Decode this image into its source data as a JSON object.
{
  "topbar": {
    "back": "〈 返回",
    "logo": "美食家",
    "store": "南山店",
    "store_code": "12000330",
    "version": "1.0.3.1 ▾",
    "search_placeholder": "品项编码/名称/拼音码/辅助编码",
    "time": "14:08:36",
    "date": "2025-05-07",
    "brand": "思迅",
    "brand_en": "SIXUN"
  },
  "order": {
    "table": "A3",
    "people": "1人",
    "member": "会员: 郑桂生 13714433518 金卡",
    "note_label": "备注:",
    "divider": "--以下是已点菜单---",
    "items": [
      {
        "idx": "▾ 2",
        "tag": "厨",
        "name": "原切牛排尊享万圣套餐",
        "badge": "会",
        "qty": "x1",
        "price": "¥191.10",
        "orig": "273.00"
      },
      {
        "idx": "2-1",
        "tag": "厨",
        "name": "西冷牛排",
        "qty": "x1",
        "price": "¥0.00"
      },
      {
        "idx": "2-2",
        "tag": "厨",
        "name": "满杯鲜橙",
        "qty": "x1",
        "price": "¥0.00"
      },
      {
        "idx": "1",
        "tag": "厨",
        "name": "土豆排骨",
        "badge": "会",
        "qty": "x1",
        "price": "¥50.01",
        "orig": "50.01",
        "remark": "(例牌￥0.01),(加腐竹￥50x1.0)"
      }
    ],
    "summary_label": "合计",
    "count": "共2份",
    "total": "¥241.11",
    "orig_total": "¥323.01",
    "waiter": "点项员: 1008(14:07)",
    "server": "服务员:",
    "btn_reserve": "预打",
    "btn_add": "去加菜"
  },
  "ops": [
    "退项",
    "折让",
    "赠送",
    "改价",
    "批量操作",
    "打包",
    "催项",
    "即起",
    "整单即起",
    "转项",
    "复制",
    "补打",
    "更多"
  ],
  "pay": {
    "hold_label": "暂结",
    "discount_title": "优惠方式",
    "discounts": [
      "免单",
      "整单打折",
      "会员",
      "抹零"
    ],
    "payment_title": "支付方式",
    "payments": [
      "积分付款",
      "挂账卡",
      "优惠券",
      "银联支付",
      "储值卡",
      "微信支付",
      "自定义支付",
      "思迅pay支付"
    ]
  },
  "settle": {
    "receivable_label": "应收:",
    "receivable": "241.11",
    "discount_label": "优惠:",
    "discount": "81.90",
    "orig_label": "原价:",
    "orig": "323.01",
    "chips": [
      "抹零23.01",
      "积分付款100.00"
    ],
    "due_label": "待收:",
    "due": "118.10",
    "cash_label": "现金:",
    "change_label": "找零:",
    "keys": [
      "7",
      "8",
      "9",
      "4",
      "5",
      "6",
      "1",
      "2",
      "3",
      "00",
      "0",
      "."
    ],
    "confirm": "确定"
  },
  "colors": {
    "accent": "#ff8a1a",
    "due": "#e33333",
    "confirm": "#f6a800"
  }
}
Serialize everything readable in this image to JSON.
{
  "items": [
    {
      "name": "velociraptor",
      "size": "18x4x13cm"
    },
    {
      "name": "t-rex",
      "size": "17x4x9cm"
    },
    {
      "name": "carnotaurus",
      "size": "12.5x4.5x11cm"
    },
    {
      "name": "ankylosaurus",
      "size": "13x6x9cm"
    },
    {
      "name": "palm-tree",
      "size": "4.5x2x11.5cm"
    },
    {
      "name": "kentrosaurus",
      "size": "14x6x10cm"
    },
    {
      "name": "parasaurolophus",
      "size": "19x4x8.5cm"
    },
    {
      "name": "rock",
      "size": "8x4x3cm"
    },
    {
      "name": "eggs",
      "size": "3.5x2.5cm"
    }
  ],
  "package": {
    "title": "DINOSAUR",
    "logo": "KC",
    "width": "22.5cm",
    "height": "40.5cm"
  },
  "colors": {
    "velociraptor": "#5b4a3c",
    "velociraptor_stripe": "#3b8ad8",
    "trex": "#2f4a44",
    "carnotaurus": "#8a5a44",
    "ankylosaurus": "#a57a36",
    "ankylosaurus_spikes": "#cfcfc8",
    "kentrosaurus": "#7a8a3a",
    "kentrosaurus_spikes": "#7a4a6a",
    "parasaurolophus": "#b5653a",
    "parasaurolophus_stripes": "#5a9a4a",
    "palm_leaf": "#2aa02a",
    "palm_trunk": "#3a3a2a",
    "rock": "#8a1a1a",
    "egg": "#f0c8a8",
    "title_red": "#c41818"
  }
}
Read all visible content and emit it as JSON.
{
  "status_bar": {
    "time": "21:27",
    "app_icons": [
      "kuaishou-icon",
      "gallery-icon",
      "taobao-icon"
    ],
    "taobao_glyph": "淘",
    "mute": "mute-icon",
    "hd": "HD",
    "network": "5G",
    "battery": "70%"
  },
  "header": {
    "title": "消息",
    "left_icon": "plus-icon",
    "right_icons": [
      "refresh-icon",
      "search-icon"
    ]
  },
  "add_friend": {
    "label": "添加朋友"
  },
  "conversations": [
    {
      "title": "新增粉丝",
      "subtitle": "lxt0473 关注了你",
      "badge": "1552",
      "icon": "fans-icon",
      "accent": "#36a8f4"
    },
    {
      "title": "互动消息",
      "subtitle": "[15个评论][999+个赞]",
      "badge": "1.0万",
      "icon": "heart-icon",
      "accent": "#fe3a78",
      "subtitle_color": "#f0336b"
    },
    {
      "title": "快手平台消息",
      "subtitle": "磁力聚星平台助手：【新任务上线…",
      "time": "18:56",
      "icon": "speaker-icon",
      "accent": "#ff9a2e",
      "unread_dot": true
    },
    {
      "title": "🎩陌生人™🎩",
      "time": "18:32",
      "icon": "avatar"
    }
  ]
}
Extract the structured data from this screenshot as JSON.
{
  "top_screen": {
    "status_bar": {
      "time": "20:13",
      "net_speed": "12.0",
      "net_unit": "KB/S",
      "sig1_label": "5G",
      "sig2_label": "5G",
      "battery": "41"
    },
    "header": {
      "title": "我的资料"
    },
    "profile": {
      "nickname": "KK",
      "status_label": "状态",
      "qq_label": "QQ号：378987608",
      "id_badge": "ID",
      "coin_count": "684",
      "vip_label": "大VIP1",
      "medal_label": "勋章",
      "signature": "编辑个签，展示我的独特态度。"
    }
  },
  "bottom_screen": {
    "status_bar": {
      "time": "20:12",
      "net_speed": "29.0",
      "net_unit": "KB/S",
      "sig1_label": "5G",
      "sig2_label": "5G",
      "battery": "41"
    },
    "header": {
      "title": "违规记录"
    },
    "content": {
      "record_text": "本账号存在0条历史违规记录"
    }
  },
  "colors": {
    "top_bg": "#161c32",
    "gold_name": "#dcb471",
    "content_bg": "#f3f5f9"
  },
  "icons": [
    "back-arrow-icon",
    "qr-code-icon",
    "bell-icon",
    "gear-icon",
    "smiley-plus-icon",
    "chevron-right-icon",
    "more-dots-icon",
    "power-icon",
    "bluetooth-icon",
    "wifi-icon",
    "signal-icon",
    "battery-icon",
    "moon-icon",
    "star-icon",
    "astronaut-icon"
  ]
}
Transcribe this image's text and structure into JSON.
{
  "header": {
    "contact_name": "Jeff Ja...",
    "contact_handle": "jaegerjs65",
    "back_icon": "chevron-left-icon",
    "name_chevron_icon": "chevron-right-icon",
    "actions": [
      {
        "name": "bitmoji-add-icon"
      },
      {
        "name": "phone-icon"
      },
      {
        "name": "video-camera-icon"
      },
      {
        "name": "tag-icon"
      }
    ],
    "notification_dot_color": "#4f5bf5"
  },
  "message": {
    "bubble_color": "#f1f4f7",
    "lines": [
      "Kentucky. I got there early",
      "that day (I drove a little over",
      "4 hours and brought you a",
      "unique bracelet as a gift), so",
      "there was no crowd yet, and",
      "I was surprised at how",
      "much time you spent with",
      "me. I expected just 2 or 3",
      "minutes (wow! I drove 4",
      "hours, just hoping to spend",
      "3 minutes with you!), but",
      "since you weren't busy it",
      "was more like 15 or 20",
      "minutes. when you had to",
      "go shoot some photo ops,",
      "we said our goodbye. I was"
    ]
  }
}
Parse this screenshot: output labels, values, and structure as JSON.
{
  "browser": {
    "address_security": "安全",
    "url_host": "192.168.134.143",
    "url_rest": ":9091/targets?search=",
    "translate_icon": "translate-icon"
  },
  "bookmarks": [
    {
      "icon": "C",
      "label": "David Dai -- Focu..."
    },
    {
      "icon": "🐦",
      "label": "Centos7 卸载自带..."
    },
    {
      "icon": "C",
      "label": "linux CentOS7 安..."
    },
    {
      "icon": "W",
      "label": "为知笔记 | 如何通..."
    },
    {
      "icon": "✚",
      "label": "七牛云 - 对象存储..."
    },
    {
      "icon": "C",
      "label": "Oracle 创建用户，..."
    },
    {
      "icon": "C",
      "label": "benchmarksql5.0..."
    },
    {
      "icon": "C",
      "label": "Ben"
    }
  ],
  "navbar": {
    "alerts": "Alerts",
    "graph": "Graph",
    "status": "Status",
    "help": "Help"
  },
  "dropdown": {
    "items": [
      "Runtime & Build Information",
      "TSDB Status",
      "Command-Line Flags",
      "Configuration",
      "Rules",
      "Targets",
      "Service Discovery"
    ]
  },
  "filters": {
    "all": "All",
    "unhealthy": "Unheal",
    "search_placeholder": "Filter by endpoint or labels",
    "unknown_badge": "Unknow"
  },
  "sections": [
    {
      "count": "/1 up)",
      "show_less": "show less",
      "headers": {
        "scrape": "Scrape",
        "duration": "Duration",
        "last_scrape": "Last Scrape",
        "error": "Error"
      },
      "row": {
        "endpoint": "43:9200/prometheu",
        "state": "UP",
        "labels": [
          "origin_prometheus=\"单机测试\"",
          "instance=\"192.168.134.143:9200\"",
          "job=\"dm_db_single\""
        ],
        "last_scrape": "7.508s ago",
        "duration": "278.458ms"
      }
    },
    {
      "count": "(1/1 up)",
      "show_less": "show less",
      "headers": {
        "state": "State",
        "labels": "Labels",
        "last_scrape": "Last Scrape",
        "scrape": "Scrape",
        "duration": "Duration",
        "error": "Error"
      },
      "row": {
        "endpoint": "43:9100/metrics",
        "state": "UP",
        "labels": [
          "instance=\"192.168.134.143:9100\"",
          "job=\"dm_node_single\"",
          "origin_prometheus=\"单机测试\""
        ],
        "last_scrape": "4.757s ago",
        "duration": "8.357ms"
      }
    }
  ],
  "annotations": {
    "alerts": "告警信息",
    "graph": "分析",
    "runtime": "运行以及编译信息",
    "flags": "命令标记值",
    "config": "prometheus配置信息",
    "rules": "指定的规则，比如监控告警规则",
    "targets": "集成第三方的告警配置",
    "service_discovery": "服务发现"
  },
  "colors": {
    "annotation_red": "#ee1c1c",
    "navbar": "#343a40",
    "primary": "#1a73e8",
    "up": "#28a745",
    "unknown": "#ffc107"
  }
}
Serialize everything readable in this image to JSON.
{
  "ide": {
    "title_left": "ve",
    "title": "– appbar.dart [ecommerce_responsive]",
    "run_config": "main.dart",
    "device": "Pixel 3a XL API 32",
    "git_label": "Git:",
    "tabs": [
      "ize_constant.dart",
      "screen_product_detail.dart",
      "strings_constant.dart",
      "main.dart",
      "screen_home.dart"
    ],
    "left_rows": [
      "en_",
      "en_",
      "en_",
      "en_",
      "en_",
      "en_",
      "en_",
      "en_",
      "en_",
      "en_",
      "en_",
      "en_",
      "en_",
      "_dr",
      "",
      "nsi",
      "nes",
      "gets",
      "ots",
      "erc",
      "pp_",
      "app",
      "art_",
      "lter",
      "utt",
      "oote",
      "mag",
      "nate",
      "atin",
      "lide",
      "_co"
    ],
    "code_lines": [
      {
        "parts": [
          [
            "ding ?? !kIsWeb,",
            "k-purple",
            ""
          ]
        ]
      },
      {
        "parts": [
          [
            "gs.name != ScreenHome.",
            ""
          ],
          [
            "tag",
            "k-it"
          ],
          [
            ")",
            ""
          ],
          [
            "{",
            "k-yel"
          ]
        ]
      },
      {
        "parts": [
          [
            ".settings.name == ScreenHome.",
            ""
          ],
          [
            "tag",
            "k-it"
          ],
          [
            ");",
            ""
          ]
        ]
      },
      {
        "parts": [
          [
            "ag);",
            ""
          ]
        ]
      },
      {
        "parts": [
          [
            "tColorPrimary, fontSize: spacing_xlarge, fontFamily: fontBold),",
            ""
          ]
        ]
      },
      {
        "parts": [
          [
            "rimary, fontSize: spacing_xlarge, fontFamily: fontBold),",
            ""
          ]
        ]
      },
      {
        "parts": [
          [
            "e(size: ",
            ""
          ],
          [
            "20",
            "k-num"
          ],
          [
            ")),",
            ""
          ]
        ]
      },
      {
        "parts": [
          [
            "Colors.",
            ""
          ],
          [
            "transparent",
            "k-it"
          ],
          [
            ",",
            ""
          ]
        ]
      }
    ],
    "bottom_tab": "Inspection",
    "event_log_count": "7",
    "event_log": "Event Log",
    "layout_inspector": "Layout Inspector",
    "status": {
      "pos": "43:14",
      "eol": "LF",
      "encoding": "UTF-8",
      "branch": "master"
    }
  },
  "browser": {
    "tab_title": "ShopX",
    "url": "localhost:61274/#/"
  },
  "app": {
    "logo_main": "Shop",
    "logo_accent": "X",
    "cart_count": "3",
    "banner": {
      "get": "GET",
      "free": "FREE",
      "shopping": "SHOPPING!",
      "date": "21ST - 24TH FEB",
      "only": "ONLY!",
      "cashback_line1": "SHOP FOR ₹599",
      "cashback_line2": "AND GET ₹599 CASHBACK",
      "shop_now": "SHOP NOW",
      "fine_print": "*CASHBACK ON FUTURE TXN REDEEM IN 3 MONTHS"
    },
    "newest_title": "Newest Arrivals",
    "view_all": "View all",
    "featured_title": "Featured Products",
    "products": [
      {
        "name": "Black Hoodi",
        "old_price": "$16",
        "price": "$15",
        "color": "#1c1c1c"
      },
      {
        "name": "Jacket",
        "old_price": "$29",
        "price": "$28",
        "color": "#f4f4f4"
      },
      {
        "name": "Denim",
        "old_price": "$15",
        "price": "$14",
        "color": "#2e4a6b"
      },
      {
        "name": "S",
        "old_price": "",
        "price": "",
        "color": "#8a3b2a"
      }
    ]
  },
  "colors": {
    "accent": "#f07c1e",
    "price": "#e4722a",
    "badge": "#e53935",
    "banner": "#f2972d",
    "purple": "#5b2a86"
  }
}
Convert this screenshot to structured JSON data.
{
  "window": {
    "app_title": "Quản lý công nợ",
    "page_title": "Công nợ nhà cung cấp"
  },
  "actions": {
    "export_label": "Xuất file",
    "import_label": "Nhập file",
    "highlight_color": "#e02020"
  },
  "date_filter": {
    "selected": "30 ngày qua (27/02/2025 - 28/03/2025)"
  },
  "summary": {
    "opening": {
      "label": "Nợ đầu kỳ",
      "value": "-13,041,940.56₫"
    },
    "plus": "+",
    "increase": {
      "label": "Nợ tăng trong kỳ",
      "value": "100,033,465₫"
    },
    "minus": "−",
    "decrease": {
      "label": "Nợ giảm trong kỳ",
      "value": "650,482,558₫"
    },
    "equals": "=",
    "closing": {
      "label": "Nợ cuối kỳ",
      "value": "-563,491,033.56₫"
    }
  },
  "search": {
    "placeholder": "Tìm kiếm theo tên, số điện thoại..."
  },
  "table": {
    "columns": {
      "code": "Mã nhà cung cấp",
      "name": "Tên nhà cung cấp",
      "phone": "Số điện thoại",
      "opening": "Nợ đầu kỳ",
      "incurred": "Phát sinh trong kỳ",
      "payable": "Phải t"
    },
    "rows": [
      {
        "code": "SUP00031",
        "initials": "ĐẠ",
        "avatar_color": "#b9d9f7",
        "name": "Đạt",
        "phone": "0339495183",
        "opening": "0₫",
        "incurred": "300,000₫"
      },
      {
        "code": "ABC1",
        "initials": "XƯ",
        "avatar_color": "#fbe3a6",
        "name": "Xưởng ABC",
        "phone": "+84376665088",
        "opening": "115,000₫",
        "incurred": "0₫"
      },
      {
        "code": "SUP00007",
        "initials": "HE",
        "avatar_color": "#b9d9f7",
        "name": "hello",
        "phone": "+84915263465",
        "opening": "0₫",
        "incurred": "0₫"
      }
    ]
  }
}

***

→ **GOAL**: Report how many lines in the records above contain the word "duration", giving only the number.

→ **CORRECT RESULT**: 4